[Data entries]
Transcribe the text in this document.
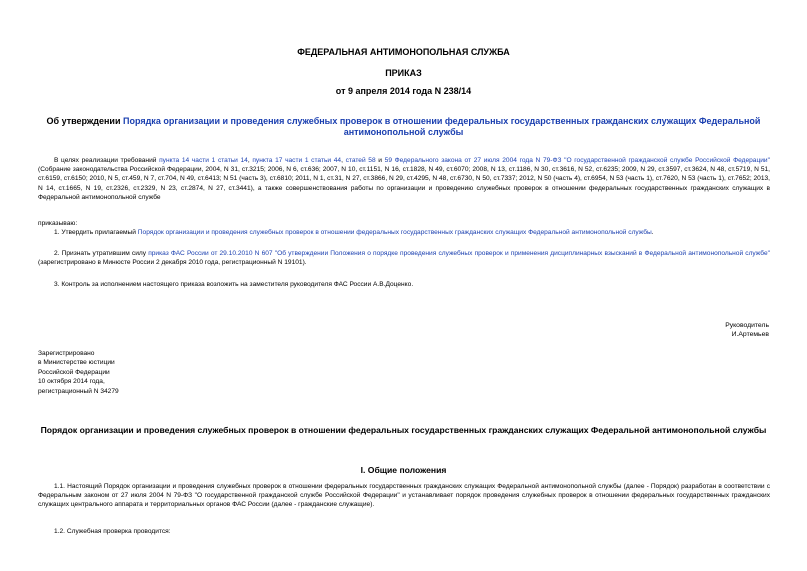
ФЕДЕРАЛЬНАЯ АНТИМОНОПОЛЬНАЯ СЛУЖБА
ПРИКАЗ
от 9 апреля 2014 года N 238/14
Об утверждении Порядка организации и проведения служебных проверок в отношении федеральных государственных гражданских служащих Федеральной антимонопольной службы
В целях реализации требований пункта 14 части 1 статьи 14, пункта 17 части 1 статьи 44, статей 58 и 59 Федерального закона от 27 июля 2004 года N 79-ФЗ "О государственной гражданской службе Российской Федерации" (Собрание законодательства Российской Федерации, 2004, N 31, ст.3215; 2006, N 6, ст.636; 2007, N 10, ст.1151, N 16, ст.1828, N 49, ст.6070; 2008, N 13, ст.1186, N 30, ст.3616, N 52, ст.6235; 2009, N 29, ст.3597, ст.3624, N 48, ст.5719, N 51, ст.6159, ст.6150; 2010, N 5, ст.459, N 7, ст.704, N 49, ст.6413; N 51 (часть 3), ст.6810; 2011, N 1, ст.31, N 27, ст.3866, N 29, ст.4295, N 48, ст.6730, N 50, ст.7337; 2012, N 50 (часть 4), ст.6954, N 53 (часть 1), ст.7620, N 53 (часть 1), ст.7652; 2013, N 14, ст.1665, N 19, ст.2326, ст.2329, N 23, ст.2874, N 27, ст.3441), а также совершенствования работы по организации и проведению служебных проверок в отношении федеральных государственных гражданских служащих в Федеральной антимонопольной службе
приказываю:
1. Утвердить прилагаемый Порядок организации и проведения служебных проверок в отношении федеральных государственных гражданских служащих Федеральной антимонопольной службы.
2. Признать утратившим силу приказ ФАС России от 29.10.2010 N 607 "Об утверждении Положения о порядке проведения служебных проверок и применения дисциплинарных взысканий в Федеральной антимонопольной службе" (зарегистрировано в Минюсте России 2 декабря 2010 года, регистрационный N 19101).
3. Контроль за исполнением настоящего приказа возложить на заместителя руководителя ФАС России А.В.Доценко.
Руководитель
И.Артемьев
Зарегистрировано
в Министерстве юстиции
Российской Федерации
10 октября 2014 года,
регистрационный N 34279
Порядок организации и проведения служебных проверок в отношении федеральных государственных гражданских служащих Федеральной антимонопольной службы
I. Общие положения
1.1. Настоящий Порядок организации и проведения служебных проверок в отношении федеральных государственных гражданских служащих Федеральной антимонопольной службы (далее - Порядок) разработан в соответствии с Федеральным законом от 27 июля 2004 N 79-ФЗ "О государственной гражданской службе Российской Федерации" и устанавливает порядок проведения служебных проверок в отношении федеральных государственных гражданских служащих центрального аппарата и территориальных органов ФАС России (далее - гражданские служащие).
1.2. Служебная проверка проводится:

- **TASK STATEMENT**:
Copy the entries exactly. Leave out the images.

- **WRITTEN RESPONSE**:
Transcribe the text in this document.
ФЕДЕРАЛЬНАЯ АНТИМОНОПОЛЬНАЯ СЛУЖБА
ПРИКАЗ
от 9 апреля 2014 года N 238/14
Об утверждении Порядка организации и проведения служебных проверок в отношении федеральных государственных гражданских служащих Федеральной антимонопольной службы
В целях реализации требований пункта 14 части 1 статьи 14, пункта 17 части 1 статьи 44, статей 58 и 59 Федерального закона от 27 июля 2004 года N 79-ФЗ "О государственной гражданской службе Российской Федерации" (Собрание законодательства Российской Федерации, 2004, N 31, ст.3215; 2006, N 6, ст.636; 2007, N 10, ст.1151, N 16, ст.1828, N 49, ст.6070; 2008, N 13, ст.1186, N 30, ст.3616, N 52, ст.6235; 2009, N 29, ст.3597, ст.3624, N 48, ст.5719, N 51, ст.6159, ст.6150; 2010, N 5, ст.459, N 7, ст.704, N 49, ст.6413; N 51 (часть 3), ст.6810; 2011, N 1, ст.31, N 27, ст.3866, N 29, ст.4295, N 48, ст.6730, N 50, ст.7337; 2012, N 50 (часть 4), ст.6954, N 53 (часть 1), ст.7620, N 53 (часть 1), ст.7652; 2013, N 14, ст.1665, N 19, ст.2326, ст.2329, N 23, ст.2874, N 27, ст.3441), а также совершенствования работы по организации и проведению служебных проверок в отношении федеральных государственных гражданских служащих в Федеральной антимонопольной службе
приказываю:
1. Утвердить прилагаемый Порядок организации и проведения служебных проверок в отношении федеральных государственных гражданских служащих Федеральной антимонопольной службы.
2. Признать утратившим силу приказ ФАС России от 29.10.2010 N 607 "Об утверждении Положения о порядке проведения служебных проверок и применения дисциплинарных взысканий в Федеральной антимонопольной службе" (зарегистрировано в Минюсте России 2 декабря 2010 года, регистрационный N 19101).
3. Контроль за исполнением настоящего приказа возложить на заместителя руководителя ФАС России А.В.Доценко.
Руководитель
И.Артемьев
Зарегистрировано
в Министерстве юстиции
Российской Федерации
10 октября 2014 года,
регистрационный N 34279
Порядок организации и проведения служебных проверок в отношении федеральных государственных гражданских служащих Федеральной антимонопольной службы
I. Общие положения
1.1. Настоящий Порядок организации и проведения служебных проверок в отношении федеральных государственных гражданских служащих Федеральной антимонопольной службы (далее - Порядок) разработан в соответствии с Федеральным законом от 27 июля 2004 N 79-ФЗ "О государственной гражданской службе Российской Федерации" и устанавливает порядок проведения служебных проверок в отношении федеральных государственных гражданских служащих центрального аппарата и территориальных органов ФАС России (далее - гражданские служащие).
1.2. Служебная проверка проводится:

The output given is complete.